## Collected data:
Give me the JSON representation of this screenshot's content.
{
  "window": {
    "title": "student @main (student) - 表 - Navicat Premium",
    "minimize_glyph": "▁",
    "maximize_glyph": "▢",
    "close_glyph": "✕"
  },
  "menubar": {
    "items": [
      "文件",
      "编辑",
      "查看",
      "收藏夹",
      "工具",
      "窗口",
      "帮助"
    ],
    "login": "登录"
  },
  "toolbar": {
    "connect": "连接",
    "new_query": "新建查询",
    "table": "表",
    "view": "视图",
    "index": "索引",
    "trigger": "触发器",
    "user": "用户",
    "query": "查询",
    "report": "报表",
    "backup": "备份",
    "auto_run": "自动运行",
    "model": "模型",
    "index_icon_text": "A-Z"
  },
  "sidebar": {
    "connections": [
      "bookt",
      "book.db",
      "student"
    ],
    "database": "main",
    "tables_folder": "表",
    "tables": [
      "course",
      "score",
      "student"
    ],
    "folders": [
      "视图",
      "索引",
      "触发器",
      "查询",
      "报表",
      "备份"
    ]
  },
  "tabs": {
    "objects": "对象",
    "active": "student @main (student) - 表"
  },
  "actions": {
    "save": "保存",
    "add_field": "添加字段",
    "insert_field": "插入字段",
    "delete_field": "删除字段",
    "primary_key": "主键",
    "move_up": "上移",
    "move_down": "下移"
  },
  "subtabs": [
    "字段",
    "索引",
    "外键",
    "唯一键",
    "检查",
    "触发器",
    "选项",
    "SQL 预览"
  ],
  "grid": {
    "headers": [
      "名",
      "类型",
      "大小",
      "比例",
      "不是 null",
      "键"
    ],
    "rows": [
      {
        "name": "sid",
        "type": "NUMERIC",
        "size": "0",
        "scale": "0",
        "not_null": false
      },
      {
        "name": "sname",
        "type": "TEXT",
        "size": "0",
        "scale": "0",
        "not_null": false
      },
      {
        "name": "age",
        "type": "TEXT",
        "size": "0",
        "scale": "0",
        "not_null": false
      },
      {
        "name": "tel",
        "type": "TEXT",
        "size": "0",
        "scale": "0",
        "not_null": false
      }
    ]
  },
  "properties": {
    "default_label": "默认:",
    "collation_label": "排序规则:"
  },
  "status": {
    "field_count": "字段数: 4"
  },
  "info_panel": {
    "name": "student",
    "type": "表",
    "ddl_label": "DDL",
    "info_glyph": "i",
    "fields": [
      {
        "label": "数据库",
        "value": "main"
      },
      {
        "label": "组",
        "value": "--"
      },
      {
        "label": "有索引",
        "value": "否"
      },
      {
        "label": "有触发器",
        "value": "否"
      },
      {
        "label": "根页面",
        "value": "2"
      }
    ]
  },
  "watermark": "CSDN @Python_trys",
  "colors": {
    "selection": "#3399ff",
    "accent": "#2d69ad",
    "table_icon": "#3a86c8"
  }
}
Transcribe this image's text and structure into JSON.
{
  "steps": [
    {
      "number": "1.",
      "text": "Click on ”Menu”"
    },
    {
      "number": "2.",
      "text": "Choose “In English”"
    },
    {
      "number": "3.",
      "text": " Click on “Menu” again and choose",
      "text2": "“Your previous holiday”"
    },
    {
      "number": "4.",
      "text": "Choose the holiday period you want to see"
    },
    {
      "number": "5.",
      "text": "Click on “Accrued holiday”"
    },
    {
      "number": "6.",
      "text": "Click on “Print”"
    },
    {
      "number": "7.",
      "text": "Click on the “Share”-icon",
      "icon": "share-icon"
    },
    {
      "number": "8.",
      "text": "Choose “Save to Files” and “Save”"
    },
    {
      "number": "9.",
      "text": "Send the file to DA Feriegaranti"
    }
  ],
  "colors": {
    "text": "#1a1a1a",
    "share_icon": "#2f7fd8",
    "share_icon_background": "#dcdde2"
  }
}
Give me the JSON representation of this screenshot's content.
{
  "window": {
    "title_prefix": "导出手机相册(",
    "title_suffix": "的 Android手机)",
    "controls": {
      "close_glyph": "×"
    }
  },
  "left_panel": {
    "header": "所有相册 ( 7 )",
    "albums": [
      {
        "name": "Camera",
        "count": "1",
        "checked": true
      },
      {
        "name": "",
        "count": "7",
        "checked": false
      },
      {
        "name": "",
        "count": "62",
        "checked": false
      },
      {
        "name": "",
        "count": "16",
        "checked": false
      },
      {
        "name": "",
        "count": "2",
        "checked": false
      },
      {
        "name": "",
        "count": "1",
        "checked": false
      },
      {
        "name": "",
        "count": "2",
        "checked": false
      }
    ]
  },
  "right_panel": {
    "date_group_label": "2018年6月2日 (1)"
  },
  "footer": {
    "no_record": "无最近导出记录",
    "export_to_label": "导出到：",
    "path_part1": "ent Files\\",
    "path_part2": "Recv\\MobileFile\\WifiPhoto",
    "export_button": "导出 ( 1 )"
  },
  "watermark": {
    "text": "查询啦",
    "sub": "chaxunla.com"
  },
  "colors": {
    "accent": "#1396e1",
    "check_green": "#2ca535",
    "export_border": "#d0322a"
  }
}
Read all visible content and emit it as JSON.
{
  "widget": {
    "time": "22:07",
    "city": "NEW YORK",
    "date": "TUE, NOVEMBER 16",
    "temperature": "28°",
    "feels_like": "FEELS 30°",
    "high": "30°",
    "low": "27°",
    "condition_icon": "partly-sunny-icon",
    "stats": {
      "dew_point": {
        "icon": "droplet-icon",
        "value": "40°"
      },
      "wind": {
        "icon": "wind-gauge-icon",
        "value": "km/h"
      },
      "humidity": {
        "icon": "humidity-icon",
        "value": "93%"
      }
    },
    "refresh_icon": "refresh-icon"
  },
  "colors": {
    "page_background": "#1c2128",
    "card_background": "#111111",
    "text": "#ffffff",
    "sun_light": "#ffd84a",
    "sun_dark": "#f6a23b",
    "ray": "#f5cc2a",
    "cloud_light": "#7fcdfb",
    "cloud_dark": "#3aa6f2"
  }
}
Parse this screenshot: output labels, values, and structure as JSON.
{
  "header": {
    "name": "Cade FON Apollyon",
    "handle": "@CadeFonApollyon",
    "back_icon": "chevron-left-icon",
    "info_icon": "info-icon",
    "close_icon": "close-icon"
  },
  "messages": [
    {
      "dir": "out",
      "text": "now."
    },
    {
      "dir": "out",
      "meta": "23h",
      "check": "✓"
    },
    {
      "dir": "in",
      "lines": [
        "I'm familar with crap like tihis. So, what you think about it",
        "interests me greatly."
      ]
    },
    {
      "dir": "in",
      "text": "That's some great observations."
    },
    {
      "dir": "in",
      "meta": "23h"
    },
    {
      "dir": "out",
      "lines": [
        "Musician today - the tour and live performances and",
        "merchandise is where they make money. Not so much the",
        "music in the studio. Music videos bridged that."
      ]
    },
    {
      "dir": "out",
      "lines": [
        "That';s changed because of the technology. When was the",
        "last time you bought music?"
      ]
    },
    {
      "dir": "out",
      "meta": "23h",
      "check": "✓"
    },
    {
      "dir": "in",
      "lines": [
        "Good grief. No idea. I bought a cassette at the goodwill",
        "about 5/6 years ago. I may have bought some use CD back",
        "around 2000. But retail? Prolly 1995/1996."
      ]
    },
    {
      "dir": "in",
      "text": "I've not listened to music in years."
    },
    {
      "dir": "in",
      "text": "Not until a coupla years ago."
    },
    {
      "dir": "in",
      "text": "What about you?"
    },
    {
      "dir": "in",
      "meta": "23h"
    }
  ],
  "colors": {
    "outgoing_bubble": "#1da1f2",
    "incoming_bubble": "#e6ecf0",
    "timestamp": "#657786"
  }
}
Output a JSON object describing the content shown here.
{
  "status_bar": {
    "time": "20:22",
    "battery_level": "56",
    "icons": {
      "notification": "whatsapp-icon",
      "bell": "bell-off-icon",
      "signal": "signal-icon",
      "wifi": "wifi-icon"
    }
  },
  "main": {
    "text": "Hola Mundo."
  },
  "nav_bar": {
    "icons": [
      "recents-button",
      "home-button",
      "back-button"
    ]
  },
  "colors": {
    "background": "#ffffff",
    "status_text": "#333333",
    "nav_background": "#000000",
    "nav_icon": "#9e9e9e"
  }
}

## Required task:
From the entries above, select each line containing the string "bought".

## Solution below:
        "last time you bought music?"
        "Good grief. No idea. I bought a cassette at the goodwill",
        "about 5/6 years ago. I may have bought some use CD back",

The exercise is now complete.